The problem - Drop the images; return everything else in the listing below exactly.

▬▬▬▬▬▬

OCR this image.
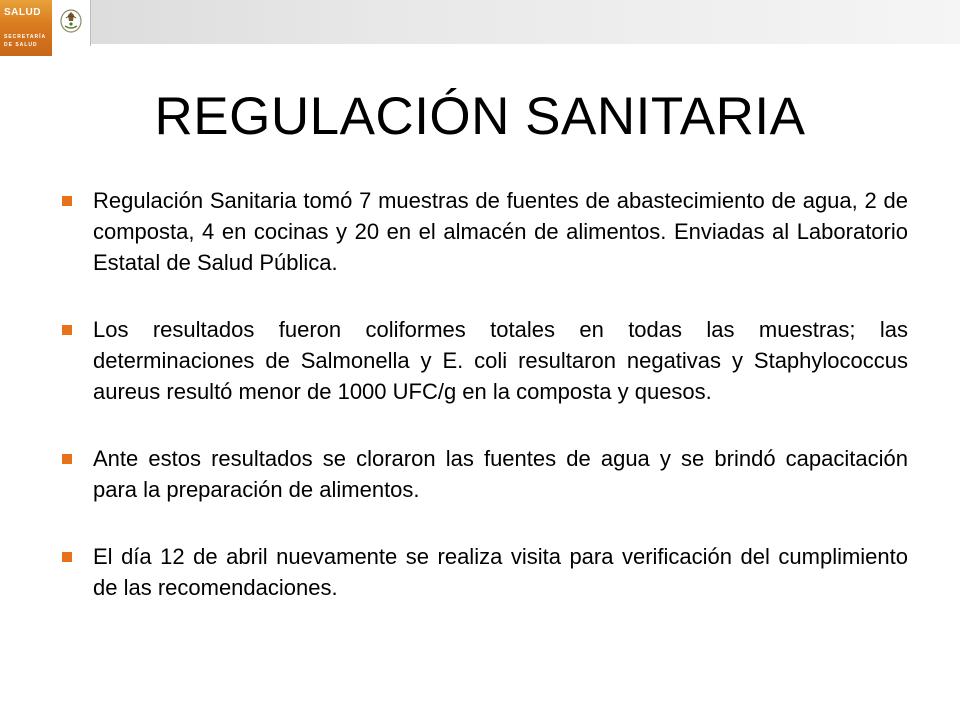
SALUD
SECRETARÍA DE SALUD
REGULACIÓN SANITARIA
Regulación Sanitaria tomó 7 muestras de fuentes de abastecimiento de agua, 2 de composta, 4 en cocinas y 20 en el almacén de alimentos. Enviadas al Laboratorio Estatal de Salud Pública.
Los resultados fueron coliformes totales en todas las muestras; las determinaciones de Salmonella y E. coli resultaron negativas y Staphylococcus aureus resultó menor de 1000 UFC/g en la composta y quesos.
Ante estos resultados se cloraron las fuentes de agua y se brindó capacitación para la preparación de alimentos.
El día 12 de abril nuevamente se realiza visita para verificación del cumplimiento de las recomendaciones.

▬▬▬▬▬▬

Solution below -
OCR this image.
SALUD
SECRETARÍA DE SALUD
REGULACIÓN SANITARIA
Regulación Sanitaria tomó 7 muestras de fuentes de abastecimiento de agua, 2 de composta, 4 en cocinas y 20 en el almacén de alimentos. Enviadas al Laboratorio Estatal de Salud Pública.
Los resultados fueron coliformes totales en todas las muestras; las determinaciones de Salmonella y E. coli resultaron negativas y Staphylococcus aureus resultó menor de 1000 UFC/g en la composta y quesos.
Ante estos resultados se cloraron las fuentes de agua y se brindó capacitación para la preparación de alimentos.
El día 12 de abril nuevamente se realiza visita para verificación del cumplimiento de las recomendaciones.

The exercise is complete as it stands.